◆ **Given data**:
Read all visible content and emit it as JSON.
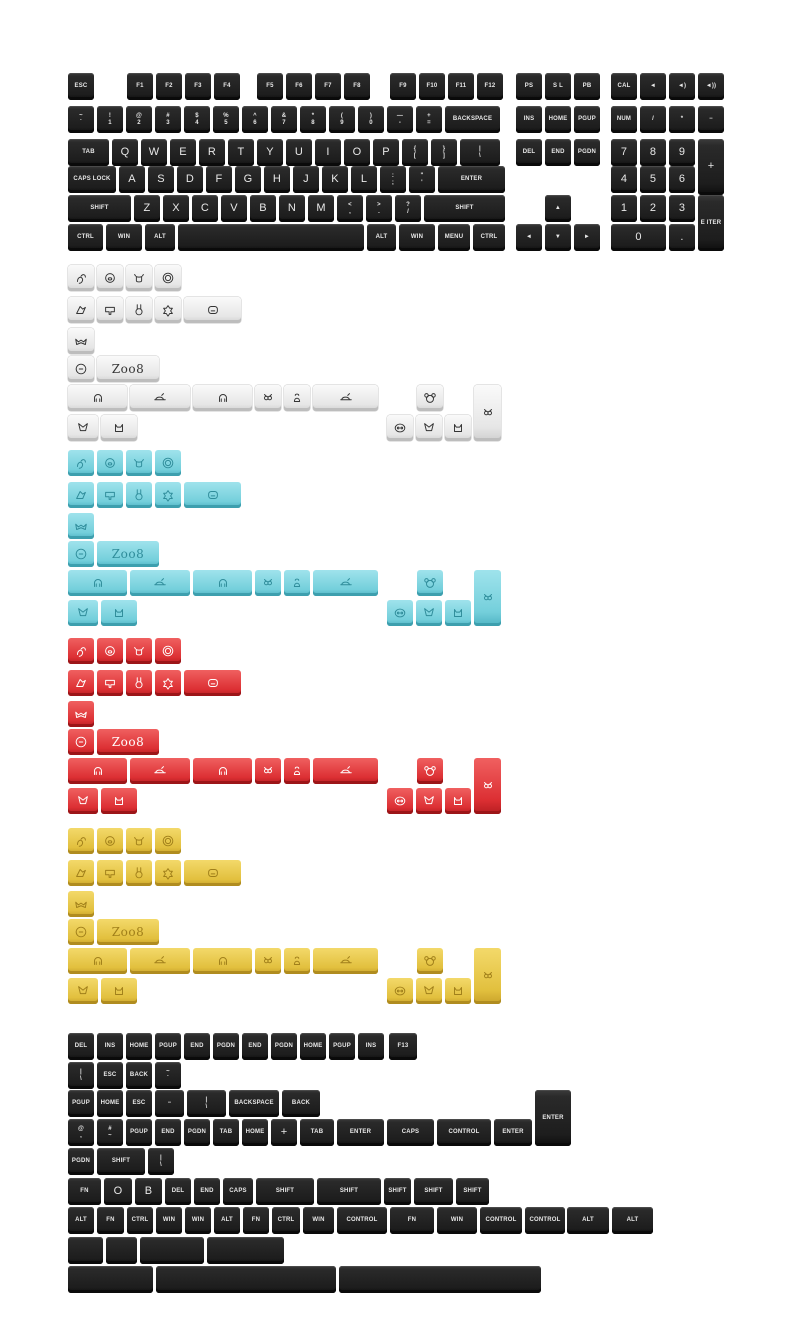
{
  "keyboard": {
    "fn_row": [
      "ESC",
      "F1",
      "F2",
      "F3",
      "F4",
      "F5",
      "F6",
      "F7",
      "F8",
      "F9",
      "F10",
      "F11",
      "F12",
      "PS",
      "S L",
      "PB",
      "CAL",
      "◄",
      "◄)",
      "◄))"
    ],
    "num_row": [
      "~\n`",
      "!\n1",
      "@\n2",
      "#\n3",
      "$\n4",
      "%\n5",
      "^\n6",
      "&\n7",
      "*\n8",
      "(\n9",
      ")\n0",
      "—\n-",
      "+\n=",
      "BACKSPACE",
      "INS",
      "HOME",
      "PGUP",
      "NUM",
      "/",
      "*",
      "−"
    ],
    "tab_row": [
      "TAB",
      "Q",
      "W",
      "E",
      "R",
      "T",
      "Y",
      "U",
      "I",
      "O",
      "P",
      "{\n[",
      "}\n]",
      "|\n\\",
      "DEL",
      "END",
      "PGDN",
      "7",
      "8",
      "9",
      "+"
    ],
    "caps_row": [
      "CAPS LOCK",
      "A",
      "S",
      "D",
      "F",
      "G",
      "H",
      "J",
      "K",
      "L",
      ":\n;",
      "\"\n'",
      "ENTER",
      "4",
      "5",
      "6"
    ],
    "shift_row": [
      "SHIFT",
      "Z",
      "X",
      "C",
      "V",
      "B",
      "N",
      "M",
      "<\n,",
      ">\n.",
      "?\n/",
      "SHIFT",
      "▲",
      "1",
      "2",
      "3",
      "E ITER"
    ],
    "bottom_row": [
      "CTRL",
      "WIN",
      "ALT",
      "",
      "ALT",
      "WIN",
      "MENU",
      "CTRL",
      "◄",
      "▼",
      "►",
      "0",
      "."
    ]
  },
  "novelty": {
    "logo_text": "Zoo8",
    "icons": [
      "squirrel-icon",
      "pig-icon",
      "bull-icon",
      "lion-icon",
      "bird-icon",
      "elephant-icon",
      "rabbit-icon",
      "turtle-icon",
      "bulldog-icon",
      "bat-icon",
      "chick-icon",
      "octopus-icon",
      "whale-icon",
      "owl-icon",
      "bee-icon",
      "fox-icon",
      "cat-icon",
      "koala-icon",
      "panda-icon"
    ]
  },
  "extras": {
    "row1": [
      "DEL",
      "INS",
      "HOME",
      "PGUP",
      "END",
      "PGDN",
      "END",
      "PGDN",
      "HOME",
      "PGUP",
      "INS",
      "F13"
    ],
    "row2": [
      "|\n\\",
      "ESC",
      "BACK",
      "~\n`"
    ],
    "row3": [
      "PGUP",
      "HOME",
      "ESC",
      "−",
      "|\n\\",
      "BACKSPACE",
      "BACK",
      "ENTER"
    ],
    "row4": [
      "@\n,",
      "#\n~",
      "PGUP",
      "END",
      "PGDN",
      "TAB",
      "HOME",
      "+",
      "TAB",
      "ENTER",
      "CAPS",
      "CONTROL",
      "ENTER"
    ],
    "row5": [
      "PGDN",
      "SHIFT",
      "|\n\\"
    ],
    "row6": [
      "FN",
      "O",
      "B",
      "DEL",
      "END",
      "CAPS",
      "SHIFT",
      "SHIFT",
      "SHIFT",
      "SHIFT",
      "SHIFT"
    ],
    "row7": [
      "ALT",
      "FN",
      "CTRL",
      "WIN",
      "WIN",
      "ALT",
      "FN",
      "CTRL",
      "WIN",
      "CONTROL",
      "FN",
      "WIN",
      "CONTROL",
      "CONTROL",
      "ALT",
      "ALT"
    ],
    "row8": [
      "",
      "",
      "",
      ""
    ],
    "row9": [
      "",
      "",
      ""
    ]
  },
  "colors": {
    "white": "#ececec",
    "cyan": "#74cfdb",
    "red": "#dc2f33",
    "yellow": "#e2c03e",
    "black": "#1f1f1f"
  }
}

◆ **Task prompt**:
Quote the material word for word, dropping any images it holds.

◆ **Finished answer**:
Read all visible content and emit it as JSON.
{
  "keyboard": {
    "fn_row": [
      "ESC",
      "F1",
      "F2",
      "F3",
      "F4",
      "F5",
      "F6",
      "F7",
      "F8",
      "F9",
      "F10",
      "F11",
      "F12",
      "PS",
      "S L",
      "PB",
      "CAL",
      "◄",
      "◄)",
      "◄))"
    ],
    "num_row": [
      "~\n`",
      "!\n1",
      "@\n2",
      "#\n3",
      "$\n4",
      "%\n5",
      "^\n6",
      "&\n7",
      "*\n8",
      "(\n9",
      ")\n0",
      "—\n-",
      "+\n=",
      "BACKSPACE",
      "INS",
      "HOME",
      "PGUP",
      "NUM",
      "/",
      "*",
      "−"
    ],
    "tab_row": [
      "TAB",
      "Q",
      "W",
      "E",
      "R",
      "T",
      "Y",
      "U",
      "I",
      "O",
      "P",
      "{\n[",
      "}\n]",
      "|\n\\",
      "DEL",
      "END",
      "PGDN",
      "7",
      "8",
      "9",
      "+"
    ],
    "caps_row": [
      "CAPS LOCK",
      "A",
      "S",
      "D",
      "F",
      "G",
      "H",
      "J",
      "K",
      "L",
      ":\n;",
      "\"\n'",
      "ENTER",
      "4",
      "5",
      "6"
    ],
    "shift_row": [
      "SHIFT",
      "Z",
      "X",
      "C",
      "V",
      "B",
      "N",
      "M",
      "<\n,",
      ">\n.",
      "?\n/",
      "SHIFT",
      "▲",
      "1",
      "2",
      "3",
      "E ITER"
    ],
    "bottom_row": [
      "CTRL",
      "WIN",
      "ALT",
      "",
      "ALT",
      "WIN",
      "MENU",
      "CTRL",
      "◄",
      "▼",
      "►",
      "0",
      "."
    ]
  },
  "novelty": {
    "logo_text": "Zoo8",
    "icons": [
      "squirrel-icon",
      "pig-icon",
      "bull-icon",
      "lion-icon",
      "bird-icon",
      "elephant-icon",
      "rabbit-icon",
      "turtle-icon",
      "bulldog-icon",
      "bat-icon",
      "chick-icon",
      "octopus-icon",
      "whale-icon",
      "owl-icon",
      "bee-icon",
      "fox-icon",
      "cat-icon",
      "koala-icon",
      "panda-icon"
    ]
  },
  "extras": {
    "row1": [
      "DEL",
      "INS",
      "HOME",
      "PGUP",
      "END",
      "PGDN",
      "END",
      "PGDN",
      "HOME",
      "PGUP",
      "INS",
      "F13"
    ],
    "row2": [
      "|\n\\",
      "ESC",
      "BACK",
      "~\n`"
    ],
    "row3": [
      "PGUP",
      "HOME",
      "ESC",
      "−",
      "|\n\\",
      "BACKSPACE",
      "BACK",
      "ENTER"
    ],
    "row4": [
      "@\n,",
      "#\n~",
      "PGUP",
      "END",
      "PGDN",
      "TAB",
      "HOME",
      "+",
      "TAB",
      "ENTER",
      "CAPS",
      "CONTROL",
      "ENTER"
    ],
    "row5": [
      "PGDN",
      "SHIFT",
      "|\n\\"
    ],
    "row6": [
      "FN",
      "O",
      "B",
      "DEL",
      "END",
      "CAPS",
      "SHIFT",
      "SHIFT",
      "SHIFT",
      "SHIFT",
      "SHIFT"
    ],
    "row7": [
      "ALT",
      "FN",
      "CTRL",
      "WIN",
      "WIN",
      "ALT",
      "FN",
      "CTRL",
      "WIN",
      "CONTROL",
      "FN",
      "WIN",
      "CONTROL",
      "CONTROL",
      "ALT",
      "ALT"
    ],
    "row8": [
      "",
      "",
      "",
      ""
    ],
    "row9": [
      "",
      "",
      ""
    ]
  },
  "colors": {
    "white": "#ececec",
    "cyan": "#74cfdb",
    "red": "#dc2f33",
    "yellow": "#e2c03e",
    "black": "#1f1f1f"
  }
}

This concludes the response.